Stored items
--- START ---
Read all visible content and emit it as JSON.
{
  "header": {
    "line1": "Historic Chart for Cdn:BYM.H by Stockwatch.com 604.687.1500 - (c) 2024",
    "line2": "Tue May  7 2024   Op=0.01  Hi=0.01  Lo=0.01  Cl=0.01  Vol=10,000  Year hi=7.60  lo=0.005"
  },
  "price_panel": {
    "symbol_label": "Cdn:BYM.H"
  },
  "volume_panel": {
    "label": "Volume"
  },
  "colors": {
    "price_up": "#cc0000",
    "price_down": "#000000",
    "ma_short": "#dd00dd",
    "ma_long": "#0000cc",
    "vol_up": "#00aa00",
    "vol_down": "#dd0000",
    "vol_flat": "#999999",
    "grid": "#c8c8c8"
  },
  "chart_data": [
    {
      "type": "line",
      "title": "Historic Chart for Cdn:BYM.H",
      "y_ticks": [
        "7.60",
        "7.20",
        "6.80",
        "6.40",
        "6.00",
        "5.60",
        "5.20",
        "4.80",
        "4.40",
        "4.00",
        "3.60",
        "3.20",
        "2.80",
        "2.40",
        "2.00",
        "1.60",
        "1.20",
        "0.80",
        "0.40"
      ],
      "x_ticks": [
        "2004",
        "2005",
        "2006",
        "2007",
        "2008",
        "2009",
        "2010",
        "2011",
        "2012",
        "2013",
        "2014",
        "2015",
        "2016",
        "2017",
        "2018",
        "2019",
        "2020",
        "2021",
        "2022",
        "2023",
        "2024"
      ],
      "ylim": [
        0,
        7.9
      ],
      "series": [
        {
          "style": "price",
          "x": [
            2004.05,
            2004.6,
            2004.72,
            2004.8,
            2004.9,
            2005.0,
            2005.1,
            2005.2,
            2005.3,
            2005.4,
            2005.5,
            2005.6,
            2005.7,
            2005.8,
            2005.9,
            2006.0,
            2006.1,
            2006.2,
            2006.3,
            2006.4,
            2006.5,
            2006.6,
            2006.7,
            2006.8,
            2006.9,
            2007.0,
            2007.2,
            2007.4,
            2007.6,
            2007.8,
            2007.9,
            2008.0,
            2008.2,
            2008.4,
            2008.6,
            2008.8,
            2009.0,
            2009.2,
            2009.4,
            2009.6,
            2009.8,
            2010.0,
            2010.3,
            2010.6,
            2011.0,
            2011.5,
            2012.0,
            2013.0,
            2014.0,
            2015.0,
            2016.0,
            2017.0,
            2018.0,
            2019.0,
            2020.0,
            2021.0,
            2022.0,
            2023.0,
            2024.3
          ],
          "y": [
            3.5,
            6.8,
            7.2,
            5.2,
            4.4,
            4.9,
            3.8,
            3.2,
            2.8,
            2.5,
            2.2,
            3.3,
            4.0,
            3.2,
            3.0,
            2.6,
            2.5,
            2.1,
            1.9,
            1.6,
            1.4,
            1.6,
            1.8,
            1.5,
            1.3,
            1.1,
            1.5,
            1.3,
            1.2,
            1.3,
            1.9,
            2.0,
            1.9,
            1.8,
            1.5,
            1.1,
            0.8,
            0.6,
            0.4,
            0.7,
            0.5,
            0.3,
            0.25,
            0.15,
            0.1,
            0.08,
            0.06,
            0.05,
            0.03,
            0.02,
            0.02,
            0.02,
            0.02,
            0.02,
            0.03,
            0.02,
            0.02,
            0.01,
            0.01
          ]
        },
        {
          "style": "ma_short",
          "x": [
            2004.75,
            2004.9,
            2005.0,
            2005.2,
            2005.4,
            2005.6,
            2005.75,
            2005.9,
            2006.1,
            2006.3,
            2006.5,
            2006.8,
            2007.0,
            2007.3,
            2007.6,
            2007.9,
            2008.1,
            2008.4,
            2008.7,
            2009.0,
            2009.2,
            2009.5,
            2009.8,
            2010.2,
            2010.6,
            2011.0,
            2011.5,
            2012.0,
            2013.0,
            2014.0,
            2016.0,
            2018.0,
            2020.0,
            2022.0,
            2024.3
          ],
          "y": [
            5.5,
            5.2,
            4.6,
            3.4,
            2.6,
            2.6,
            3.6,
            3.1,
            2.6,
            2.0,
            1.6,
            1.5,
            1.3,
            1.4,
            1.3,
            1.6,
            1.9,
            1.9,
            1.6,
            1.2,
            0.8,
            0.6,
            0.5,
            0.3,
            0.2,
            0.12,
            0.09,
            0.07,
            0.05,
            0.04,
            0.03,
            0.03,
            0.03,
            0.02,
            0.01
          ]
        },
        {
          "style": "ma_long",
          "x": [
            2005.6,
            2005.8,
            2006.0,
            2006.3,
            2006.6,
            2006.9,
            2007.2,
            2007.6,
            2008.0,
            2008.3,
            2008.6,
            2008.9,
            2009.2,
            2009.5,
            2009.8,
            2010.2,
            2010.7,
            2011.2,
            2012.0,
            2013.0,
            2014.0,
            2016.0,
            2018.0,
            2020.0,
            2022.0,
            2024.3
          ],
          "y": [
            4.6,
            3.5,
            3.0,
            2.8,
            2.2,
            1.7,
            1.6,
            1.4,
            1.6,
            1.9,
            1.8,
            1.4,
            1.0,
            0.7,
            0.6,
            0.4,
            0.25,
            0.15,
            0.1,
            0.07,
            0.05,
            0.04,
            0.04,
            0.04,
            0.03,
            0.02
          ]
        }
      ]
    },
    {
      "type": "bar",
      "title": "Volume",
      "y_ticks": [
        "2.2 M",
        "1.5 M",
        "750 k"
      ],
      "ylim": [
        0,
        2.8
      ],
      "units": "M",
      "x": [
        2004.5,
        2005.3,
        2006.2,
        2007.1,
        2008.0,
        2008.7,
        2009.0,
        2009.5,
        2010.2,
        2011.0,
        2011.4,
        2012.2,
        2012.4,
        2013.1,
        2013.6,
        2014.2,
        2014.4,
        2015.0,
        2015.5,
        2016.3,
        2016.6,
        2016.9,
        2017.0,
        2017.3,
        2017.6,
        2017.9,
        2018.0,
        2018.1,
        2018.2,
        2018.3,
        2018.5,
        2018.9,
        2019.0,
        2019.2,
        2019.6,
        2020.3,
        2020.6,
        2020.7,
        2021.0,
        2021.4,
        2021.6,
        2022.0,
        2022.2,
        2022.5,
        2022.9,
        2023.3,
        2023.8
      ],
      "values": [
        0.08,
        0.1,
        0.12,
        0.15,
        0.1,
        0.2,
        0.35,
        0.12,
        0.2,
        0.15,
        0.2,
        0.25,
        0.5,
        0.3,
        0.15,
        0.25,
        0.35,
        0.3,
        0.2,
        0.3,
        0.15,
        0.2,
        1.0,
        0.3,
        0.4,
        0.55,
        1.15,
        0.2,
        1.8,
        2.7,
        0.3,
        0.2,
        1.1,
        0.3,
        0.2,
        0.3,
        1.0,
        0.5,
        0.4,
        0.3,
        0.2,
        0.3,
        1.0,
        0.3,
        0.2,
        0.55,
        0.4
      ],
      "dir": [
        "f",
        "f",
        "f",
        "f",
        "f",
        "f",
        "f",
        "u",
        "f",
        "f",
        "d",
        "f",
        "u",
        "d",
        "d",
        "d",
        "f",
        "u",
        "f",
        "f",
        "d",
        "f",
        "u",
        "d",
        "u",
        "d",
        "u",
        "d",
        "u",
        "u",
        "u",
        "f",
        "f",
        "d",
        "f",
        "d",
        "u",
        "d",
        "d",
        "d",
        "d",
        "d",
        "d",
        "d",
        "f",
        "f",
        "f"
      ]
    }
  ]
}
--- END ---
* _WHAT YOU SHOULD DO_
Output the listing above without altering a single character.

* _TASK OUTPUT_
Read all visible content and emit it as JSON.
{
  "header": {
    "line1": "Historic Chart for Cdn:BYM.H by Stockwatch.com 604.687.1500 - (c) 2024",
    "line2": "Tue May  7 2024   Op=0.01  Hi=0.01  Lo=0.01  Cl=0.01  Vol=10,000  Year hi=7.60  lo=0.005"
  },
  "price_panel": {
    "symbol_label": "Cdn:BYM.H"
  },
  "volume_panel": {
    "label": "Volume"
  },
  "colors": {
    "price_up": "#cc0000",
    "price_down": "#000000",
    "ma_short": "#dd00dd",
    "ma_long": "#0000cc",
    "vol_up": "#00aa00",
    "vol_down": "#dd0000",
    "vol_flat": "#999999",
    "grid": "#c8c8c8"
  },
  "chart_data": [
    {
      "type": "line",
      "title": "Historic Chart for Cdn:BYM.H",
      "y_ticks": [
        "7.60",
        "7.20",
        "6.80",
        "6.40",
        "6.00",
        "5.60",
        "5.20",
        "4.80",
        "4.40",
        "4.00",
        "3.60",
        "3.20",
        "2.80",
        "2.40",
        "2.00",
        "1.60",
        "1.20",
        "0.80",
        "0.40"
      ],
      "x_ticks": [
        "2004",
        "2005",
        "2006",
        "2007",
        "2008",
        "2009",
        "2010",
        "2011",
        "2012",
        "2013",
        "2014",
        "2015",
        "2016",
        "2017",
        "2018",
        "2019",
        "2020",
        "2021",
        "2022",
        "2023",
        "2024"
      ],
      "ylim": [
        0,
        7.9
      ],
      "series": [
        {
          "style": "price",
          "x": [
            2004.05,
            2004.6,
            2004.72,
            2004.8,
            2004.9,
            2005.0,
            2005.1,
            2005.2,
            2005.3,
            2005.4,
            2005.5,
            2005.6,
            2005.7,
            2005.8,
            2005.9,
            2006.0,
            2006.1,
            2006.2,
            2006.3,
            2006.4,
            2006.5,
            2006.6,
            2006.7,
            2006.8,
            2006.9,
            2007.0,
            2007.2,
            2007.4,
            2007.6,
            2007.8,
            2007.9,
            2008.0,
            2008.2,
            2008.4,
            2008.6,
            2008.8,
            2009.0,
            2009.2,
            2009.4,
            2009.6,
            2009.8,
            2010.0,
            2010.3,
            2010.6,
            2011.0,
            2011.5,
            2012.0,
            2013.0,
            2014.0,
            2015.0,
            2016.0,
            2017.0,
            2018.0,
            2019.0,
            2020.0,
            2021.0,
            2022.0,
            2023.0,
            2024.3
          ],
          "y": [
            3.5,
            6.8,
            7.2,
            5.2,
            4.4,
            4.9,
            3.8,
            3.2,
            2.8,
            2.5,
            2.2,
            3.3,
            4.0,
            3.2,
            3.0,
            2.6,
            2.5,
            2.1,
            1.9,
            1.6,
            1.4,
            1.6,
            1.8,
            1.5,
            1.3,
            1.1,
            1.5,
            1.3,
            1.2,
            1.3,
            1.9,
            2.0,
            1.9,
            1.8,
            1.5,
            1.1,
            0.8,
            0.6,
            0.4,
            0.7,
            0.5,
            0.3,
            0.25,
            0.15,
            0.1,
            0.08,
            0.06,
            0.05,
            0.03,
            0.02,
            0.02,
            0.02,
            0.02,
            0.02,
            0.03,
            0.02,
            0.02,
            0.01,
            0.01
          ]
        },
        {
          "style": "ma_short",
          "x": [
            2004.75,
            2004.9,
            2005.0,
            2005.2,
            2005.4,
            2005.6,
            2005.75,
            2005.9,
            2006.1,
            2006.3,
            2006.5,
            2006.8,
            2007.0,
            2007.3,
            2007.6,
            2007.9,
            2008.1,
            2008.4,
            2008.7,
            2009.0,
            2009.2,
            2009.5,
            2009.8,
            2010.2,
            2010.6,
            2011.0,
            2011.5,
            2012.0,
            2013.0,
            2014.0,
            2016.0,
            2018.0,
            2020.0,
            2022.0,
            2024.3
          ],
          "y": [
            5.5,
            5.2,
            4.6,
            3.4,
            2.6,
            2.6,
            3.6,
            3.1,
            2.6,
            2.0,
            1.6,
            1.5,
            1.3,
            1.4,
            1.3,
            1.6,
            1.9,
            1.9,
            1.6,
            1.2,
            0.8,
            0.6,
            0.5,
            0.3,
            0.2,
            0.12,
            0.09,
            0.07,
            0.05,
            0.04,
            0.03,
            0.03,
            0.03,
            0.02,
            0.01
          ]
        },
        {
          "style": "ma_long",
          "x": [
            2005.6,
            2005.8,
            2006.0,
            2006.3,
            2006.6,
            2006.9,
            2007.2,
            2007.6,
            2008.0,
            2008.3,
            2008.6,
            2008.9,
            2009.2,
            2009.5,
            2009.8,
            2010.2,
            2010.7,
            2011.2,
            2012.0,
            2013.0,
            2014.0,
            2016.0,
            2018.0,
            2020.0,
            2022.0,
            2024.3
          ],
          "y": [
            4.6,
            3.5,
            3.0,
            2.8,
            2.2,
            1.7,
            1.6,
            1.4,
            1.6,
            1.9,
            1.8,
            1.4,
            1.0,
            0.7,
            0.6,
            0.4,
            0.25,
            0.15,
            0.1,
            0.07,
            0.05,
            0.04,
            0.04,
            0.04,
            0.03,
            0.02
          ]
        }
      ]
    },
    {
      "type": "bar",
      "title": "Volume",
      "y_ticks": [
        "2.2 M",
        "1.5 M",
        "750 k"
      ],
      "ylim": [
        0,
        2.8
      ],
      "units": "M",
      "x": [
        2004.5,
        2005.3,
        2006.2,
        2007.1,
        2008.0,
        2008.7,
        2009.0,
        2009.5,
        2010.2,
        2011.0,
        2011.4,
        2012.2,
        2012.4,
        2013.1,
        2013.6,
        2014.2,
        2014.4,
        2015.0,
        2015.5,
        2016.3,
        2016.6,
        2016.9,
        2017.0,
        2017.3,
        2017.6,
        2017.9,
        2018.0,
        2018.1,
        2018.2,
        2018.3,
        2018.5,
        2018.9,
        2019.0,
        2019.2,
        2019.6,
        2020.3,
        2020.6,
        2020.7,
        2021.0,
        2021.4,
        2021.6,
        2022.0,
        2022.2,
        2022.5,
        2022.9,
        2023.3,
        2023.8
      ],
      "values": [
        0.08,
        0.1,
        0.12,
        0.15,
        0.1,
        0.2,
        0.35,
        0.12,
        0.2,
        0.15,
        0.2,
        0.25,
        0.5,
        0.3,
        0.15,
        0.25,
        0.35,
        0.3,
        0.2,
        0.3,
        0.15,
        0.2,
        1.0,
        0.3,
        0.4,
        0.55,
        1.15,
        0.2,
        1.8,
        2.7,
        0.3,
        0.2,
        1.1,
        0.3,
        0.2,
        0.3,
        1.0,
        0.5,
        0.4,
        0.3,
        0.2,
        0.3,
        1.0,
        0.3,
        0.2,
        0.55,
        0.4
      ],
      "dir": [
        "f",
        "f",
        "f",
        "f",
        "f",
        "f",
        "f",
        "u",
        "f",
        "f",
        "d",
        "f",
        "u",
        "d",
        "d",
        "d",
        "f",
        "u",
        "f",
        "f",
        "d",
        "f",
        "u",
        "d",
        "u",
        "d",
        "u",
        "d",
        "u",
        "u",
        "u",
        "f",
        "f",
        "d",
        "f",
        "d",
        "u",
        "d",
        "d",
        "d",
        "d",
        "d",
        "d",
        "d",
        "f",
        "f",
        "f"
      ]
    }
  ]
}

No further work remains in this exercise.